[Items from a data source]
****

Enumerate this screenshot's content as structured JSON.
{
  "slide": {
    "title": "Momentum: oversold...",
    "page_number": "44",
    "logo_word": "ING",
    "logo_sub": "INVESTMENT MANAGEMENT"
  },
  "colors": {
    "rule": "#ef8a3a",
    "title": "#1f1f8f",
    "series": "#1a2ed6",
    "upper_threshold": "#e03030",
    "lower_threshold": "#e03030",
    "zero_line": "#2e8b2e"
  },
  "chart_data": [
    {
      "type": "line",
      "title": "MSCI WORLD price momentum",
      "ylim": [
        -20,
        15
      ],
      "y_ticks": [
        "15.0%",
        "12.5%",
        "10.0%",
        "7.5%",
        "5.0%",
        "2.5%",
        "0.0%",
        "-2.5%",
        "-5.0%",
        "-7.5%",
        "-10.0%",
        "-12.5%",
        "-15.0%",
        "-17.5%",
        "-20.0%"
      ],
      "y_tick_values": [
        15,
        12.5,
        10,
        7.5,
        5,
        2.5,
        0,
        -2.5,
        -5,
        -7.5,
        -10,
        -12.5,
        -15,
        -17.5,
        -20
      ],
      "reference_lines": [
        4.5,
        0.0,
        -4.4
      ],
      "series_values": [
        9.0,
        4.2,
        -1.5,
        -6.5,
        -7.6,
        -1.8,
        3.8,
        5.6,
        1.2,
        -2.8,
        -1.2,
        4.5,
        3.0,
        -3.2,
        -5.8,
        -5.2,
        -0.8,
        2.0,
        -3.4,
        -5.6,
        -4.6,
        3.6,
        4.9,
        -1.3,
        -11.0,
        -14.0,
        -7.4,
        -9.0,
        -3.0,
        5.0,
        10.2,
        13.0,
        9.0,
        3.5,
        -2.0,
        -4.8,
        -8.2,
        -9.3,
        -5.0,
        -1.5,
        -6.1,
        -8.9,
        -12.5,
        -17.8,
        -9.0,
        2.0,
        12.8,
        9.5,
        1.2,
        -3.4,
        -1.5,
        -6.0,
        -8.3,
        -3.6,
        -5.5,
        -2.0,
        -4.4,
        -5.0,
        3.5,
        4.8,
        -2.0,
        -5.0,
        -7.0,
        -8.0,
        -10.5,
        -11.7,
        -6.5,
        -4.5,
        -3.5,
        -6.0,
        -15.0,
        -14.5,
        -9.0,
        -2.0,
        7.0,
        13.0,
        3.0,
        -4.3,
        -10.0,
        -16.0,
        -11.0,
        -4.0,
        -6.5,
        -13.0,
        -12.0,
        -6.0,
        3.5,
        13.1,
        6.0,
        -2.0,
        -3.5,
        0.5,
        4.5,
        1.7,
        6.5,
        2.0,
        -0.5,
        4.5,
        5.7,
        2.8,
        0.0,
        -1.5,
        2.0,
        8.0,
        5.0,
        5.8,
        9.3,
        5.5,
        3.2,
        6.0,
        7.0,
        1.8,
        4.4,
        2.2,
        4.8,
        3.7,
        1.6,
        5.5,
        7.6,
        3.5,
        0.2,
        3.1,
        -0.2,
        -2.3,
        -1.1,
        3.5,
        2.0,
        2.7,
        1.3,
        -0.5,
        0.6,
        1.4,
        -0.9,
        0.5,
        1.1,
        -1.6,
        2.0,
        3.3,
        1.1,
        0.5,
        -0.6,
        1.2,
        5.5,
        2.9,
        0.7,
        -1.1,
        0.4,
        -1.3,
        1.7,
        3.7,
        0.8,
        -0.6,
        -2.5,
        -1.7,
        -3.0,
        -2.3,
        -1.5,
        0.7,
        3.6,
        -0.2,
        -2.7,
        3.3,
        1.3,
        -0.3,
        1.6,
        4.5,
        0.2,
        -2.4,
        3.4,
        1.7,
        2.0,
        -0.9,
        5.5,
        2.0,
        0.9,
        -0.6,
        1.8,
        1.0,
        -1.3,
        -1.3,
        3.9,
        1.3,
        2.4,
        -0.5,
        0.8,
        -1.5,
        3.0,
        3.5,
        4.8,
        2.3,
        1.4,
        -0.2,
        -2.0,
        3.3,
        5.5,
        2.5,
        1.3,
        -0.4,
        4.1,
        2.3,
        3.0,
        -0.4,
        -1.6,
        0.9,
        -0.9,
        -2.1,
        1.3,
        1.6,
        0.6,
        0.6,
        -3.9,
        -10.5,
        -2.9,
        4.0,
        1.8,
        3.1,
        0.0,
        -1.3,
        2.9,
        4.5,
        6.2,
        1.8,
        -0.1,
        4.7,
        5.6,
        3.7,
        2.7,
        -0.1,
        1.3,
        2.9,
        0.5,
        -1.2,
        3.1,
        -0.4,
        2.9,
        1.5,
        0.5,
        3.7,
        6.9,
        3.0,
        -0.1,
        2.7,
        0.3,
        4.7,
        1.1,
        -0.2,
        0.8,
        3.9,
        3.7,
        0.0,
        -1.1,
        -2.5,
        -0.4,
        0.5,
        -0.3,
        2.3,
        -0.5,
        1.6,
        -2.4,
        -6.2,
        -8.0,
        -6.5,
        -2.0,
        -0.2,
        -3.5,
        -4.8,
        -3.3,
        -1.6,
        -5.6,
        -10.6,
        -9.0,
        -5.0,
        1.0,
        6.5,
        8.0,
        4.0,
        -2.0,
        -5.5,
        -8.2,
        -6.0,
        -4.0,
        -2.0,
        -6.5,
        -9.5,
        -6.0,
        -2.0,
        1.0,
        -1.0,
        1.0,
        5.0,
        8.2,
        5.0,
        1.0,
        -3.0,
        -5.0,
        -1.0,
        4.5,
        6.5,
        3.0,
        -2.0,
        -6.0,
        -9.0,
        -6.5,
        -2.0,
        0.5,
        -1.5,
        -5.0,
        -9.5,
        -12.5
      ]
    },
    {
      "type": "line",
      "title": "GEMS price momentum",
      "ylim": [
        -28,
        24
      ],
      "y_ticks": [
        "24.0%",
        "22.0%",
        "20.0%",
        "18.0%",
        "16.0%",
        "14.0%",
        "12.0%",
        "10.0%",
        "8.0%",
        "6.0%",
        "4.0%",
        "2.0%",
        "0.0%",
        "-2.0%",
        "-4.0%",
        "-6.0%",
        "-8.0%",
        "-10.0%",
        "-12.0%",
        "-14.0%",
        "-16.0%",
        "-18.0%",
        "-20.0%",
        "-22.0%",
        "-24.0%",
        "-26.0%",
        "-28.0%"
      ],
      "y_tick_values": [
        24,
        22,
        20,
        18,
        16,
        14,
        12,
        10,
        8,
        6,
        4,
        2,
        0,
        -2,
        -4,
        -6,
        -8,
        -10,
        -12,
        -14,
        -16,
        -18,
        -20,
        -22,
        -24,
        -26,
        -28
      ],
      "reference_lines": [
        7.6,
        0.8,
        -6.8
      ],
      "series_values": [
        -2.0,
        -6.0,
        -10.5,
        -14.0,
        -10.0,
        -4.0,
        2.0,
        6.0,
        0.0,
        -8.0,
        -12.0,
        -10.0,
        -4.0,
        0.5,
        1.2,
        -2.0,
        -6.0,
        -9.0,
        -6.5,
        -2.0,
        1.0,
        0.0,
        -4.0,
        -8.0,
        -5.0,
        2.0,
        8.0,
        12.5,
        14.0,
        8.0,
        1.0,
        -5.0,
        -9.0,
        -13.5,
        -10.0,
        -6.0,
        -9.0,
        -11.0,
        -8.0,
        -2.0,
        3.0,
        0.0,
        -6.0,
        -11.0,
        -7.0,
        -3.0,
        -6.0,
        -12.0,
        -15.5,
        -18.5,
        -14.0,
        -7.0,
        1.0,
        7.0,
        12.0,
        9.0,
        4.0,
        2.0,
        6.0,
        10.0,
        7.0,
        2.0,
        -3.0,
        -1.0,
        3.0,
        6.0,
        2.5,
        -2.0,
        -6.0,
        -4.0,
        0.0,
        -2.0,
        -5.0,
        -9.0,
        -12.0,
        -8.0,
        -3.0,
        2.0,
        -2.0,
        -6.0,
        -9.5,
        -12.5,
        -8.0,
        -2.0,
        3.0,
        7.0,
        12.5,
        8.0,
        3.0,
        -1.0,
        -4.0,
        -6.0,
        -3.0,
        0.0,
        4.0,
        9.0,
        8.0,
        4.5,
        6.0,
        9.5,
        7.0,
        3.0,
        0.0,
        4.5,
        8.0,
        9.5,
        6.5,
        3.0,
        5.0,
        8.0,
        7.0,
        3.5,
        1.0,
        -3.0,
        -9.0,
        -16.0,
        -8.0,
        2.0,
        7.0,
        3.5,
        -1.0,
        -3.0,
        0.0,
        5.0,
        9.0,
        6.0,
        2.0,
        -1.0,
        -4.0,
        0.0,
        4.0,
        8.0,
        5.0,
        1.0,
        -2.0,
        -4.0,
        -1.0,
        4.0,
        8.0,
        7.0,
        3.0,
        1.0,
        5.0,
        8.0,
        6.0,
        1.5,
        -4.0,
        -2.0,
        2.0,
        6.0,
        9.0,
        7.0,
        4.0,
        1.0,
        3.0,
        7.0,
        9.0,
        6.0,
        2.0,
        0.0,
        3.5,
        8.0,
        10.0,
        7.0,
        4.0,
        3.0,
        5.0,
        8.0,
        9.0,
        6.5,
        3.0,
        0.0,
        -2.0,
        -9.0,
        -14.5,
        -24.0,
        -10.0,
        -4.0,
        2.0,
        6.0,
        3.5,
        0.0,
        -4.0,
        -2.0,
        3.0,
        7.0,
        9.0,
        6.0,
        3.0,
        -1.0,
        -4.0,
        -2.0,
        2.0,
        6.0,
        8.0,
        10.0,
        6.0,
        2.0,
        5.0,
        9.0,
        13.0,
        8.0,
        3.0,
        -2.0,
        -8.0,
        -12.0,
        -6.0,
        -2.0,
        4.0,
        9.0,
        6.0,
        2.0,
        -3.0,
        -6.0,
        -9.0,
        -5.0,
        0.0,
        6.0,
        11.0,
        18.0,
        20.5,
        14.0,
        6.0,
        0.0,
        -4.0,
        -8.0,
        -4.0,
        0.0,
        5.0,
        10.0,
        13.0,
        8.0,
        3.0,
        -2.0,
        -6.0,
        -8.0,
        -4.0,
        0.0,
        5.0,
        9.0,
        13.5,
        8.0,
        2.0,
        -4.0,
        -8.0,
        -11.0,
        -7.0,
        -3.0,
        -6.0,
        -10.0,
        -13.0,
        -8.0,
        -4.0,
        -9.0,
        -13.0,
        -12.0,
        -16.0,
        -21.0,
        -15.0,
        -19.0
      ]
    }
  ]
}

****

Aim of the exercise: Count the lines in the material above where the string "title" appears, then state only that count.

Correct response: 4